Records about charts and figures =
····················

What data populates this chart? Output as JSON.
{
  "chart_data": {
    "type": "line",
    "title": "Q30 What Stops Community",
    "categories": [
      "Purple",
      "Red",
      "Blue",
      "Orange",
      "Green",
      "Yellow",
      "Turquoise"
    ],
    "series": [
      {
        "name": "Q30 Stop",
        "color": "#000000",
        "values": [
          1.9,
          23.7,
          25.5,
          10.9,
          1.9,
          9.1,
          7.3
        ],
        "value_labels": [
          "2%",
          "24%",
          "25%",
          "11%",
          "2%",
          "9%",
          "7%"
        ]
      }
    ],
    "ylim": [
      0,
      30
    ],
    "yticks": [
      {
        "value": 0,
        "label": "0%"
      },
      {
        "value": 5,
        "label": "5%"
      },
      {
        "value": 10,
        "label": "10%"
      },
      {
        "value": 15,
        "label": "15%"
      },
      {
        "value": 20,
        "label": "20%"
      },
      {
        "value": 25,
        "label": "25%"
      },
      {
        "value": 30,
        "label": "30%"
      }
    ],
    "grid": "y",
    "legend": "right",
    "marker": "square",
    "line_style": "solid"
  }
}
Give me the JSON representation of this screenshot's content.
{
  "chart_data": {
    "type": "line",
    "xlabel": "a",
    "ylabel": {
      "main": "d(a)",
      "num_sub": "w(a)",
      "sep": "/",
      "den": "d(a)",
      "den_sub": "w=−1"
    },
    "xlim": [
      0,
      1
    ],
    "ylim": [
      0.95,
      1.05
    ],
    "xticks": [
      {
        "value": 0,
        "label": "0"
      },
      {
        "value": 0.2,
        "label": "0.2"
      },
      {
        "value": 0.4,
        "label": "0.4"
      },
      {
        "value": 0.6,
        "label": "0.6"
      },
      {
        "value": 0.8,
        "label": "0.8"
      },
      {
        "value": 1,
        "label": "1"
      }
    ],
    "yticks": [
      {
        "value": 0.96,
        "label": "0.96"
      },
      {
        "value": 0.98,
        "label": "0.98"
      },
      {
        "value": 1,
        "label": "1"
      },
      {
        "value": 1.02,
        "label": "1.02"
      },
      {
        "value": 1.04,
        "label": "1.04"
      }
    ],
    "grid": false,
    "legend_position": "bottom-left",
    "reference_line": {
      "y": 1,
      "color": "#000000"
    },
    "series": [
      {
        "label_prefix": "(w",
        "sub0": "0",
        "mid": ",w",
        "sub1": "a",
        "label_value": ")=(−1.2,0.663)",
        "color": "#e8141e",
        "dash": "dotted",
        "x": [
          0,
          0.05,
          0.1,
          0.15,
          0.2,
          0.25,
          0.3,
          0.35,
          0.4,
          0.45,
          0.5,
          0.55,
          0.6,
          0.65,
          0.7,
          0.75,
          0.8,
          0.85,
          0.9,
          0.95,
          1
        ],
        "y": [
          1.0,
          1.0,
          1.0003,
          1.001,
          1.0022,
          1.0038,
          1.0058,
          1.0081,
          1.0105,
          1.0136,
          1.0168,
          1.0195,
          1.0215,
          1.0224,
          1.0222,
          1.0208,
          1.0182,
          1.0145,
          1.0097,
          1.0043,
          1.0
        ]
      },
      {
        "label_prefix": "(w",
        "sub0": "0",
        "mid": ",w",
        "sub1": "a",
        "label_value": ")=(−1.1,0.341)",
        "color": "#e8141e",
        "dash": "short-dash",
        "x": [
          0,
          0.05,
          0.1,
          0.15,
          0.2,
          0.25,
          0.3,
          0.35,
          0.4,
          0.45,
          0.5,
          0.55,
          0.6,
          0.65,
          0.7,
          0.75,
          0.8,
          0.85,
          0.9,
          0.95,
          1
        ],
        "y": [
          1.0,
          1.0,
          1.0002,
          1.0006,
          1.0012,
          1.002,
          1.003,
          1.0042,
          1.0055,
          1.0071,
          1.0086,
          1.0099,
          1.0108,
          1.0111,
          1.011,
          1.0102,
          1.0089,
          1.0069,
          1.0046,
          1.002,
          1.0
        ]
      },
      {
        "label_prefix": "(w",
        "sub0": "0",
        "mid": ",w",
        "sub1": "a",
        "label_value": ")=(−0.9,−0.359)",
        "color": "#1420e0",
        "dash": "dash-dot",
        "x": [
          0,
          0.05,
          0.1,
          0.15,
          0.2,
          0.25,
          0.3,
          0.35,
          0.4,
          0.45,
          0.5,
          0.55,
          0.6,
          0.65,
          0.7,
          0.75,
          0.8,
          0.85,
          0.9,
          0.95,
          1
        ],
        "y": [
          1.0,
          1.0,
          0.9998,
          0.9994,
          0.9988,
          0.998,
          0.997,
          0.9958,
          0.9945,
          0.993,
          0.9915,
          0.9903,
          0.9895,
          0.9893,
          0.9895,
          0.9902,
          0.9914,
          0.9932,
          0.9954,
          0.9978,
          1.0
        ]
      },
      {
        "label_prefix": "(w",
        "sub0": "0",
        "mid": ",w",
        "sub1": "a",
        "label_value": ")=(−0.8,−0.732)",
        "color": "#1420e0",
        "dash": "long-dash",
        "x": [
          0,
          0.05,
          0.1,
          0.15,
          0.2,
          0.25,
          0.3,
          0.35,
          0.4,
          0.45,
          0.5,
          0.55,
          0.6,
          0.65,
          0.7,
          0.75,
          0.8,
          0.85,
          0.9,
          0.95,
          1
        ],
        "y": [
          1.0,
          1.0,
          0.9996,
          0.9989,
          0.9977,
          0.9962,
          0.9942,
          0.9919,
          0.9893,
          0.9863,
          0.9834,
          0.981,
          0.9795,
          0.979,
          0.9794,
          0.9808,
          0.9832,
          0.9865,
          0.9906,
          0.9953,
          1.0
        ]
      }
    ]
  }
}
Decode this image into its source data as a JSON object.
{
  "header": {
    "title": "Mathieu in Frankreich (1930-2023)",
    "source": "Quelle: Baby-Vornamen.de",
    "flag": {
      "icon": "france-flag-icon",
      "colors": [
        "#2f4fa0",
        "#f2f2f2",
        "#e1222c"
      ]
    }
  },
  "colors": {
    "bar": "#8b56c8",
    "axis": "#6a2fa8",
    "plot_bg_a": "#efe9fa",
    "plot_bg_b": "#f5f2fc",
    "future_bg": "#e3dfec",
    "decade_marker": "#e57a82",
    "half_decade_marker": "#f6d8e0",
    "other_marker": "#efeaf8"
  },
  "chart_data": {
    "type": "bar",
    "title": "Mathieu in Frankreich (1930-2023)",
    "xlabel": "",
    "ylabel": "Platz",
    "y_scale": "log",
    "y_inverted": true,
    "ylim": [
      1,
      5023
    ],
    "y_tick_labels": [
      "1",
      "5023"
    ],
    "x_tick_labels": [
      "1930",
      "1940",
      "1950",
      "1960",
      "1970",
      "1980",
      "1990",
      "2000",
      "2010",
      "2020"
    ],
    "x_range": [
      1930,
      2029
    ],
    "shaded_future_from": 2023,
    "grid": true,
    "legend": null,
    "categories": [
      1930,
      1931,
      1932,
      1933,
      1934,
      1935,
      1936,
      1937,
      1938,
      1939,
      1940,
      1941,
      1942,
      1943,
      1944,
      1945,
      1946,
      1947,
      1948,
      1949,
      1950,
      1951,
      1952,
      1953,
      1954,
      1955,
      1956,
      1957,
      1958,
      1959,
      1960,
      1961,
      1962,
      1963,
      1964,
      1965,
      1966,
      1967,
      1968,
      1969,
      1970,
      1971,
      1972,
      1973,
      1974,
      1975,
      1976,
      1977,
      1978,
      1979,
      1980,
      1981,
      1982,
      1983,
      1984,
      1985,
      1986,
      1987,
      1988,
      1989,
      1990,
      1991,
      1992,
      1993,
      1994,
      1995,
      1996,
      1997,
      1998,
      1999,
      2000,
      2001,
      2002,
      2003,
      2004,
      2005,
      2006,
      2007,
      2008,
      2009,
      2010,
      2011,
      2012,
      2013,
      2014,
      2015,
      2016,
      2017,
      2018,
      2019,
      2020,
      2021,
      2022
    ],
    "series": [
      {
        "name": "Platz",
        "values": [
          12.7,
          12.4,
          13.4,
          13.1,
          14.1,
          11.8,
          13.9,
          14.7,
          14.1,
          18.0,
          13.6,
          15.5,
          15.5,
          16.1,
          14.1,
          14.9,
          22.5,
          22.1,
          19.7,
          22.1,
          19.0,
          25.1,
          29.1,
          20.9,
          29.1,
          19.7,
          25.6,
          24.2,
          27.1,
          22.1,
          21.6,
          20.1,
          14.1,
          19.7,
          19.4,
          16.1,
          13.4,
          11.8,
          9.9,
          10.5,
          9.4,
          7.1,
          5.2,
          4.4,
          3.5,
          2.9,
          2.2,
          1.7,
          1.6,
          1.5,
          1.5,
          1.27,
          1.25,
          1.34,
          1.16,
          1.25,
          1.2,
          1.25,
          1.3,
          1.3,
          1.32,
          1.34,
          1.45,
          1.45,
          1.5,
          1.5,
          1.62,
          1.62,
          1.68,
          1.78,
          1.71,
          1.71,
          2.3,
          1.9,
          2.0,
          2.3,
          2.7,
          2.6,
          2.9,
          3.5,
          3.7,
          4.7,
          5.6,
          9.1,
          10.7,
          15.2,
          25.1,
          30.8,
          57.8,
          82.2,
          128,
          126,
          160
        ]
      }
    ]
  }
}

····················

Your goal =
Copy down every line of the material above that includes the string "dash".

Exercise result =
        "dash": "dotted",
        "dash": "short-dash",
        "dash": "dash-dot",
        "dash": "long-dash",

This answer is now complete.